Retype every line in the entries below, keeping each character the same.

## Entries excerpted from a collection

○ ○ ○ ○ ○ ○ ○

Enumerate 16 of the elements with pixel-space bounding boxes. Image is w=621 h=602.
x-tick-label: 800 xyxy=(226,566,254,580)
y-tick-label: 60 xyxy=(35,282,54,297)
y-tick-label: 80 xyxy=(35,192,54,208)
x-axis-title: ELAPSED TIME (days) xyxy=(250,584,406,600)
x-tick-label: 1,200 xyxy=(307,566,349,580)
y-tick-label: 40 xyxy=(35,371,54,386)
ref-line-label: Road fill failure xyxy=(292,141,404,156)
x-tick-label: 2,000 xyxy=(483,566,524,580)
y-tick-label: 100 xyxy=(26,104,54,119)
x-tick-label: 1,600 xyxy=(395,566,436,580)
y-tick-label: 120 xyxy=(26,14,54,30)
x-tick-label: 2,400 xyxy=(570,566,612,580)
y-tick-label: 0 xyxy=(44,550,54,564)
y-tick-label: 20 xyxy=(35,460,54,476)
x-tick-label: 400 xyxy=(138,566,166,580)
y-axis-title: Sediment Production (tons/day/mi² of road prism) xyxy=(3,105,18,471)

○ ○ ○ ○ ○ ○ ○

## IN RESPONSE
Enumerate 16 of the elements with pixel-space bounding boxes. Image is w=621 h=602.
x-tick-label: 800 xyxy=(226,566,254,580)
y-tick-label: 60 xyxy=(35,282,54,297)
y-tick-label: 80 xyxy=(35,192,54,208)
x-axis-title: ELAPSED TIME (days) xyxy=(250,584,406,600)
x-tick-label: 1,200 xyxy=(307,566,349,580)
y-tick-label: 40 xyxy=(35,371,54,386)
ref-line-label: Road fill failure xyxy=(292,141,404,156)
x-tick-label: 2,000 xyxy=(483,566,524,580)
y-tick-label: 100 xyxy=(26,104,54,119)
x-tick-label: 1,600 xyxy=(395,566,436,580)
y-tick-label: 120 xyxy=(26,14,54,30)
x-tick-label: 2,400 xyxy=(570,566,612,580)
y-tick-label: 0 xyxy=(44,550,54,564)
y-tick-label: 20 xyxy=(35,460,54,476)
x-tick-label: 400 xyxy=(138,566,166,580)
y-axis-title: Sediment Production (tons/day/mi² of road prism) xyxy=(3,105,18,471)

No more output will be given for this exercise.